_Page extract:_
BEGIN
Your thinking clearly isn't Ti, how ever because you've developed Te in general, it leads to such a confusion.


----------



## heavydirtysoul (Jan 13, 2012)

Boolean11 said:


> Your thinking clearly isn't Ti, how ever because you've developed Te in general, it leads to such a confusion.


Do you think so? Because I did this test thoughtfully and well - I didn't expect that there will be no conclusion. 
The only thing I know for sure is that I suck at tests, haha.


----------



## aconite (Mar 26, 2012)

E/I choice:
Normal - E
Reversed - I
Combined - x

S/N choice:
Normal - N
Reversed - N
Combined - N

F/T choice:
Normal: x
Reversed: x
Combined: x

J/P choice:
Normal: P
Reversed: P
Combined: P

Normal mode: ENxp
Reversed mode: INxp
Combined mode: xNxp

Whoa, that was very conclusive


----------



## mushr00m (May 23, 2011)

*E/I choice* 

Normal mode - I
Reversed mode - I
Combined mode - I

*S/N choice
*
Normal mode - N
Reversed mode - N
Combined mode - N

*F/T choice

*Normal mode - F
Reversed mode - F
Combined mode - F
*
J/P choice

*Normal mode - conscious - x / unconscious - j
Reversed mode - conscious - p / unconscious - p
Combined mode - conscious - p / unconscious - x

*Scoring factor

*Normal mode - 0.7
Reversed mode - 0.84
Combined mode - 0.77

*Summary

*Normal mode - INFj
Reversed mode - INFp
Combined mode - INFp


----------



## tanstaafl28 (Sep 10, 2012)
END
_What you will do:_
• A. Please reproduce the passage of the personality test thread starting with "Do you think" and going on through "(Mar 26, 2012)".
• B. Carry on the personality test thread from the point where it stops.

_Data extract:_
BEGIN
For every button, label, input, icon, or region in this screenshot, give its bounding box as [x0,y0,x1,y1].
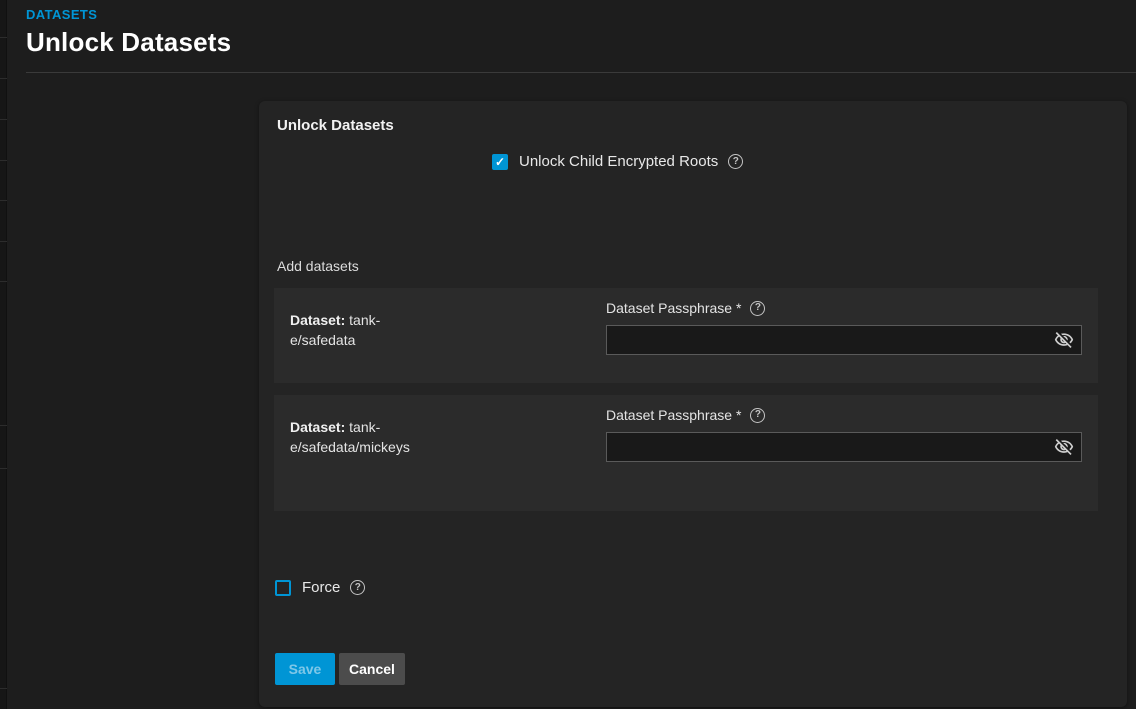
passphrase-label: Dataset Passphrase * [606,300,741,316]
unlock-child-encrypted-roots-checkbox[interactable]: ✓ Unlock Child Encrypted Roots ? [492,153,743,170]
visibility-off-icon[interactable] [1053,437,1075,457]
dataset-row: Dataset: tank-e/safedata/mickeys Dataset… [274,395,1098,511]
passphrase-input[interactable] [606,325,1082,355]
force-label: Force [302,579,340,596]
add-datasets-label: Add datasets [277,258,359,274]
checkbox-checked-icon[interactable]: ✓ [492,154,508,170]
save-button[interactable]: Save [275,653,335,685]
dataset-row: Dataset: tank-e/safedata Dataset Passphr… [274,288,1098,383]
passphrase-field-group: Dataset Passphrase * ? [606,407,1082,462]
unlock-child-label: Unlock Child Encrypted Roots [519,153,718,170]
card-title: Unlock Datasets [277,117,394,134]
help-icon[interactable]: ? [728,154,743,169]
header-divider [26,72,1136,73]
force-checkbox[interactable]: Force ? [275,579,365,596]
help-icon[interactable]: ? [750,408,765,423]
help-icon[interactable]: ? [750,301,765,316]
page-title: Unlock Datasets [26,27,231,58]
collapsed-sidebar-edge [0,0,7,709]
dataset-path: Dataset: tank-e/safedata/mickeys [290,417,412,457]
visibility-off-icon[interactable] [1053,330,1075,350]
breadcrumb-datasets[interactable]: DATASETS [26,7,97,22]
cancel-button[interactable]: Cancel [339,653,405,685]
unlock-datasets-card: Unlock Datasets ✓ Unlock Child Encrypted… [259,101,1127,707]
passphrase-field-group: Dataset Passphrase * ? [606,300,1082,355]
dataset-path: Dataset: tank-e/safedata [290,310,412,350]
dataset-label: Dataset: [290,419,345,435]
passphrase-label: Dataset Passphrase * [606,407,741,423]
unlock-datasets-page: DATASETS Unlock Datasets Unlock Datasets… [0,0,1136,709]
passphrase-input[interactable] [606,432,1082,462]
checkbox-unchecked-icon[interactable] [275,580,291,596]
dataset-label: Dataset: [290,312,345,328]
help-icon[interactable]: ? [350,580,365,595]
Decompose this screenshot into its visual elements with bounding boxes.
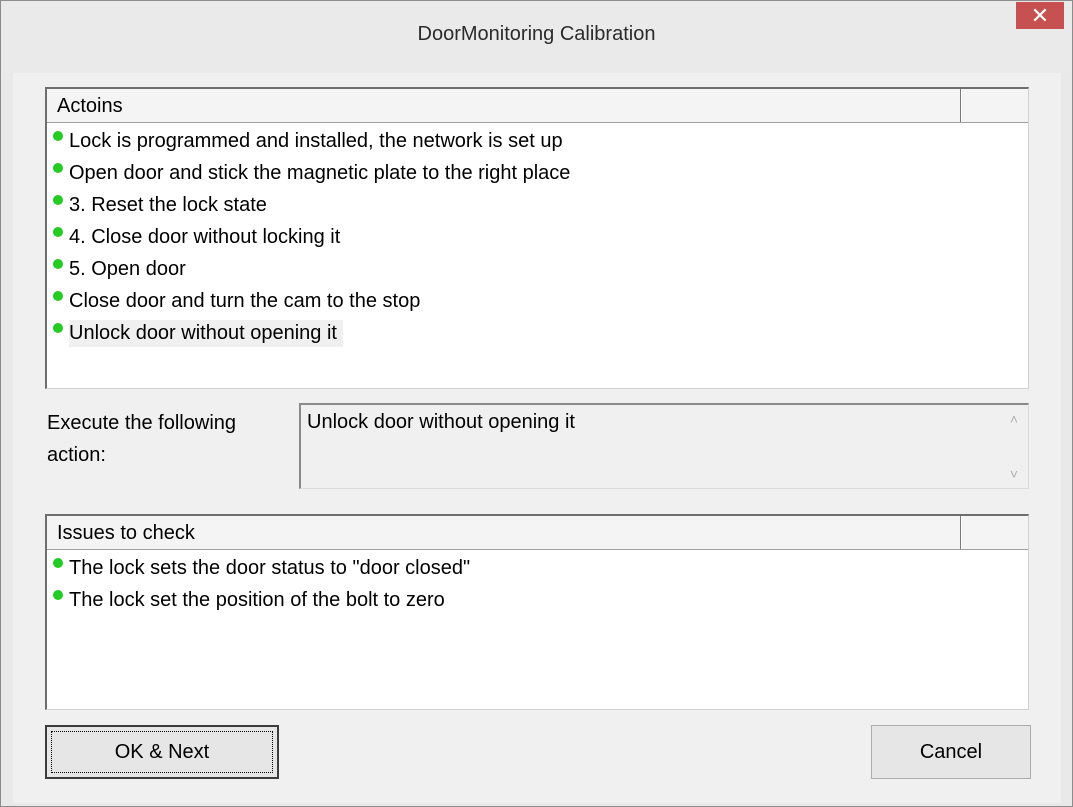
close-icon: ✕ xyxy=(1030,2,1050,28)
ok-next-label: OK & Next xyxy=(114,740,210,763)
execute-action-textbox[interactable]: Unlock door without opening it ˄ ˅ xyxy=(299,403,1029,489)
list-item[interactable]: Close door and turn the cam to the stop xyxy=(47,285,1028,317)
list-item-label: Lock is programmed and installed, the ne… xyxy=(69,129,563,152)
status-dot-icon xyxy=(53,131,63,141)
dialog-window: DoorMonitoring Calibration ✕ Actoins Loc… xyxy=(0,0,1073,807)
list-item[interactable]: The lock set the position of the bolt to… xyxy=(47,584,1028,616)
issues-column-header[interactable]: Issues to check xyxy=(47,516,961,549)
list-item-label: 4. Close door without locking it xyxy=(69,225,341,248)
execute-action-value: Unlock door without opening it xyxy=(307,411,575,433)
actions-column-label: Actoins xyxy=(57,95,123,117)
actions-empty-column-header[interactable] xyxy=(961,89,1029,122)
issues-list-header: Issues to check xyxy=(47,516,1028,550)
issues-list[interactable]: Issues to check The lock sets the door s… xyxy=(45,514,1029,710)
list-item-label: 5. Open door xyxy=(69,257,186,280)
list-item-label: Close door and turn the cam to the stop xyxy=(69,289,421,312)
cancel-button[interactable]: Cancel xyxy=(871,725,1031,779)
issues-rows: The lock sets the door status to "door c… xyxy=(47,552,1028,616)
ok-next-button[interactable]: OK & Next xyxy=(45,725,279,779)
list-item-label: The lock sets the door status to "door c… xyxy=(69,556,471,579)
close-button[interactable]: ✕ xyxy=(1016,2,1064,29)
list-item-selected[interactable]: Unlock door without opening it xyxy=(47,317,1028,349)
status-dot-icon xyxy=(53,195,63,205)
list-item-label: The lock set the position of the bolt to… xyxy=(69,588,445,611)
execute-action-label: Execute the following action: xyxy=(47,412,237,466)
scroll-up-icon[interactable]: ˄ xyxy=(1000,411,1028,427)
actions-column-header[interactable]: Actoins xyxy=(47,89,961,122)
scroll-down-icon[interactable]: ˅ xyxy=(1000,466,1028,482)
list-item[interactable]: Lock is programmed and installed, the ne… xyxy=(47,125,1028,157)
status-dot-icon xyxy=(53,291,63,301)
list-item[interactable]: 3. Reset the lock state xyxy=(47,189,1028,221)
list-item[interactable]: Open door and stick the magnetic plate t… xyxy=(47,157,1028,189)
status-dot-icon xyxy=(53,227,63,237)
cancel-label: Cancel xyxy=(919,740,983,763)
status-dot-icon xyxy=(53,558,63,568)
actions-list-header: Actoins xyxy=(47,89,1028,123)
issues-column-label: Issues to check xyxy=(57,522,195,544)
execute-action-scrollbar[interactable]: ˄ ˅ xyxy=(1000,405,1028,488)
list-item[interactable]: 4. Close door without locking it xyxy=(47,221,1028,253)
status-dot-icon xyxy=(53,590,63,600)
list-item-label: Open door and stick the magnetic plate t… xyxy=(69,161,571,184)
status-dot-icon xyxy=(53,163,63,173)
list-item[interactable]: The lock sets the door status to "door c… xyxy=(47,552,1028,584)
issues-empty-column-header[interactable] xyxy=(961,516,1029,549)
list-item-label: 3. Reset the lock state xyxy=(69,193,267,216)
status-dot-icon xyxy=(53,323,63,333)
window-title: DoorMonitoring Calibration xyxy=(417,23,656,45)
list-item[interactable]: 5. Open door xyxy=(47,253,1028,285)
dialog-client-area: Actoins Lock is programmed and installed… xyxy=(13,73,1061,803)
list-item-label: Unlock door without opening it xyxy=(69,319,343,347)
actions-list[interactable]: Actoins Lock is programmed and installed… xyxy=(45,87,1029,389)
title-bar[interactable]: DoorMonitoring Calibration ✕ xyxy=(1,1,1072,73)
status-dot-icon xyxy=(53,259,63,269)
actions-rows: Lock is programmed and installed, the ne… xyxy=(47,125,1028,349)
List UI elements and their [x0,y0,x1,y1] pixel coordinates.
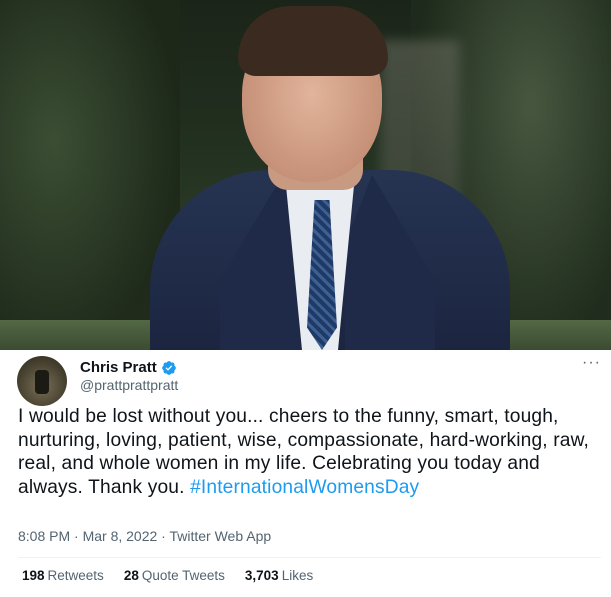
author-name-row: Chris Pratt [80,359,177,376]
more-options-icon[interactable]: ··· [582,354,601,372]
header-photo [0,0,611,350]
retweets-stat[interactable]: 198 Retweets [22,568,104,583]
avatar[interactable] [17,356,67,406]
tweet-text: I would be lost without you... cheers to… [18,405,603,499]
verified-badge-icon [161,360,176,375]
tweet-card: Chris Pratt @prattprattpratt ··· I would… [0,350,611,597]
likes-count: 3,703 [244,568,279,583]
divider [18,557,601,558]
likes-stat[interactable]: 3,703 Likes [245,568,313,583]
quotes-stat[interactable]: 28 Quote Tweets [124,568,225,583]
likes-label: Likes [281,568,314,583]
hashtag-link[interactable]: #InternationalWomensDay [190,477,419,498]
hair [238,6,388,76]
quotes-label: Quote Tweets [141,568,225,583]
author-name[interactable]: Chris Pratt [80,359,157,376]
author-handle[interactable]: @prattprattpratt [80,377,178,393]
quotes-count: 28 [123,568,139,583]
tweet-timestamp[interactable]: 8:08 PM · Mar 8, 2022 · Twitter Web App [18,528,271,544]
retweets-label: Retweets [47,568,104,583]
person-figure [150,0,510,350]
retweets-count: 198 [22,568,45,583]
avatar-figure [35,370,49,394]
tweet-stats: 198 Retweets 28 Quote Tweets 3,703 Likes [22,568,313,583]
END
_The responses:_
• A.
Do you think so? Because I did this test thoughtfully and well - I didn't expect that there will be no conclusion. 
The only thing I know for sure is that I suck at tests, haha.


----------



## aconite (Mar 26, 2012)

• B.
ENTp across the board, 83/75/79. No surprises here.


----------



## Damali Hart (Jun 4, 2012)

*E/I choice *

Normal mode: *I*
Reversed mode: *I*
Combined mode: *I*

*S/N choice *
Normal mode:* N*
Reversed mode: *N*
Combined mode: *N*

*F/T choice*
Normal mode: *T*
Reversed mode: *T*
Combined mode: *T*

*J/P choice *
Normal mode: conscious: *J*/ unconscious: *P*
Reversed mode: conscious: *J*/ unconscious: *P*
Combined mode: conscious: *J*/ unconscious: *P


Scoring factor:*
Normal mode: *0.82*

Reversed mode: *0.93*
Combined mode: *0.88*





*Summary*
Normal mode: *INTx *
Reversed mode: *INTx *
Combined mode: *INTx 


*


----------



## Liontiger (Jun 2, 2009)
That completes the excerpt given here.